Records to use:
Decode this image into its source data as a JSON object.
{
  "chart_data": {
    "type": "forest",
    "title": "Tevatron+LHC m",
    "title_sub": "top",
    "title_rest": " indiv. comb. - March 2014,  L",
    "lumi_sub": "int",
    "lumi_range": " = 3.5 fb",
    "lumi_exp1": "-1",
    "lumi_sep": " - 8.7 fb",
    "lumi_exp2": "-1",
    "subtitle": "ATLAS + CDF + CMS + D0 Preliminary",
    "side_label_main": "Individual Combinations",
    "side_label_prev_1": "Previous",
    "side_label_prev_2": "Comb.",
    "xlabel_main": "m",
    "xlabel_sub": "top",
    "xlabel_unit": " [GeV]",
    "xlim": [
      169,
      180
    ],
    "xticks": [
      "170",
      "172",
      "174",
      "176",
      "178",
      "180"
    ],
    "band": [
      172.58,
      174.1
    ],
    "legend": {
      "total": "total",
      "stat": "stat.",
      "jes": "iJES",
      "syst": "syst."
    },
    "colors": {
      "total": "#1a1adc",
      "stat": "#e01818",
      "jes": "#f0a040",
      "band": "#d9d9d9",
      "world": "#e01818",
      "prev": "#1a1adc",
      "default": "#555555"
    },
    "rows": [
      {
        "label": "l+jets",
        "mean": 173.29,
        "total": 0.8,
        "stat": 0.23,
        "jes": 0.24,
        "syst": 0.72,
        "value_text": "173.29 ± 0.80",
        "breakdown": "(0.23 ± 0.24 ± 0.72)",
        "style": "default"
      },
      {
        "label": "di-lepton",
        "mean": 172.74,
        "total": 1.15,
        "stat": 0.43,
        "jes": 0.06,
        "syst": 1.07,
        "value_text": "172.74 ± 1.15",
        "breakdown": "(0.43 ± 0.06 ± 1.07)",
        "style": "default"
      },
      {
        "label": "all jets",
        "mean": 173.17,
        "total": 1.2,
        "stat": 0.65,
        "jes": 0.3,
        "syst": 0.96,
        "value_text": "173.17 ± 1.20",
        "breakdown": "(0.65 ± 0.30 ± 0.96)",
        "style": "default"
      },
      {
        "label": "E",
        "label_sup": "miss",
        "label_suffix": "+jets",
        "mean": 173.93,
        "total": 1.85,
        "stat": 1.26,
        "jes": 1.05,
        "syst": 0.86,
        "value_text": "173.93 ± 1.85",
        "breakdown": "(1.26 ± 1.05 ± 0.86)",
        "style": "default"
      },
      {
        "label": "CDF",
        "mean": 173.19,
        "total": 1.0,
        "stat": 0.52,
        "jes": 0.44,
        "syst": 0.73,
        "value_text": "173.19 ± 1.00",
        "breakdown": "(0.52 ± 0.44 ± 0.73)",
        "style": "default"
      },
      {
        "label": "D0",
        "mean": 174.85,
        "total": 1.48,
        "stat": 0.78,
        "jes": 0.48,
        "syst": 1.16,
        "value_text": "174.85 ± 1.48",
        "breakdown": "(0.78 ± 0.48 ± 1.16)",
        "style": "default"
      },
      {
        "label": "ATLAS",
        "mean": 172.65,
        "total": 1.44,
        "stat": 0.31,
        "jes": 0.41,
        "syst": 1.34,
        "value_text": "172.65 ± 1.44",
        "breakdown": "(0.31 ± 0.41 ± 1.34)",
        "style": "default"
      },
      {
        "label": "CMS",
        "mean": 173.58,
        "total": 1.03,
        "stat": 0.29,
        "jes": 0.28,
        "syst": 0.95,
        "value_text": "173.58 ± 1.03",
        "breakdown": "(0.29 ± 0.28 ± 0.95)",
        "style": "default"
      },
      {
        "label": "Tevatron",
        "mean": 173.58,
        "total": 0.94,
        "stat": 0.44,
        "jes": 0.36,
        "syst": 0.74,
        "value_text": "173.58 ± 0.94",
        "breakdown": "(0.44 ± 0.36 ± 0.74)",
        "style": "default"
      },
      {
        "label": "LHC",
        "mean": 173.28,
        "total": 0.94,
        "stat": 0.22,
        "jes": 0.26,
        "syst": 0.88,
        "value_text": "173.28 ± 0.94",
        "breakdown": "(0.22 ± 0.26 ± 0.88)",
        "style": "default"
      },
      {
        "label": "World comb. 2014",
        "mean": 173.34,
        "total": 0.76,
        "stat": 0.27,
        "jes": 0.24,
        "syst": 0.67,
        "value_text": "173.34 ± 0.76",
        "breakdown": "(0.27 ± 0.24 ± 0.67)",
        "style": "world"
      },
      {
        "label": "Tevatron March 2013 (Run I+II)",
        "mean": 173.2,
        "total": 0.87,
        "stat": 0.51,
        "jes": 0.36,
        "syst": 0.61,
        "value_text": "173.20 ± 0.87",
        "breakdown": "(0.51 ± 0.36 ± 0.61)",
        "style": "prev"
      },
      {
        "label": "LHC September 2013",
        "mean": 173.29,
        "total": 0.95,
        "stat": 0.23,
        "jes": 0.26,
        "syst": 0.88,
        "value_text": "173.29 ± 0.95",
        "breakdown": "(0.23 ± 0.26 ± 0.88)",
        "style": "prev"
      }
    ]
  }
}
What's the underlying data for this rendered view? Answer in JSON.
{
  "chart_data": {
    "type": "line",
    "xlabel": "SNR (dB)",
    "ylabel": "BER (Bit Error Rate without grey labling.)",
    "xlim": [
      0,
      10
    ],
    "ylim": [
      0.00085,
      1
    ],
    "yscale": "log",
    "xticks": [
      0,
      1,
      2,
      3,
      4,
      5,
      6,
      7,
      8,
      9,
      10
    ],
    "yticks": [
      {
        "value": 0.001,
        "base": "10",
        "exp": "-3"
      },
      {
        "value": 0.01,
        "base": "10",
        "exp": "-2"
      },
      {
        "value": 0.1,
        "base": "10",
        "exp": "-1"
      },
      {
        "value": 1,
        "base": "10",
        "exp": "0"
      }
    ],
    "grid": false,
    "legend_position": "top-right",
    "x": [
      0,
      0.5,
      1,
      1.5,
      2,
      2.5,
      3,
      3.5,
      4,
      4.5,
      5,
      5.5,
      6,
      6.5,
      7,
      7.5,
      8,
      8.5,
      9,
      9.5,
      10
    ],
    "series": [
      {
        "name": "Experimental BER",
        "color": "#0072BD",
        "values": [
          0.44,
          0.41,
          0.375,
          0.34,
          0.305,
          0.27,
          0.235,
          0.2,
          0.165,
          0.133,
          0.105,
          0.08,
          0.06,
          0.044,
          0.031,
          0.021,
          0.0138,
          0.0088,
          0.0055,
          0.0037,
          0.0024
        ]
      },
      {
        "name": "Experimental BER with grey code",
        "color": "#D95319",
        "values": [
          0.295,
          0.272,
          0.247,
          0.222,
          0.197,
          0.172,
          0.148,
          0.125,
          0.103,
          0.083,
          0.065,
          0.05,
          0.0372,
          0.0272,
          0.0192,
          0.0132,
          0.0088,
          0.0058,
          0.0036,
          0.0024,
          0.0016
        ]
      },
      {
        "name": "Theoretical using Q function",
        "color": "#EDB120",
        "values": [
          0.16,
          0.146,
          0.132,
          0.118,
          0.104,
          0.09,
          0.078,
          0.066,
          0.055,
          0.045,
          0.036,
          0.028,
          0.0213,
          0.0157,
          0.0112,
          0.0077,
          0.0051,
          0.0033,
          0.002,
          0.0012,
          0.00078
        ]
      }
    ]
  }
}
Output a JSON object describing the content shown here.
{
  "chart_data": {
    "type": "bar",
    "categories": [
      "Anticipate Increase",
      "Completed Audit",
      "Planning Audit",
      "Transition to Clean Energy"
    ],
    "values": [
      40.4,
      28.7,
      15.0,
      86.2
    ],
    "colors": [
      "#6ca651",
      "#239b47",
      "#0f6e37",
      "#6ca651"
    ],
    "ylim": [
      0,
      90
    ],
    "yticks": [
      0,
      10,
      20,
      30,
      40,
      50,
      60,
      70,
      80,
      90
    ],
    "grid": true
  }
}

What to produce: Write out exactly the final stretch of the records: the line containing "Output a JSON" and every line after it, through the last, and nothing else.

Response to the exercise:
Output a JSON object describing the content shown here.
{
  "chart_data": {
    "type": "bar",
    "categories": [
      "Anticipate Increase",
      "Completed Audit",
      "Planning Audit",
      "Transition to Clean Energy"
    ],
    "values": [
      40.4,
      28.7,
      15.0,
      86.2
    ],
    "colors": [
      "#6ca651",
      "#239b47",
      "#0f6e37",
      "#6ca651"
    ],
    "ylim": [
      0,
      90
    ],
    "yticks": [
      0,
      10,
      20,
      30,
      40,
      50,
      60,
      70,
      80,
      90
    ],
    "grid": true
  }
}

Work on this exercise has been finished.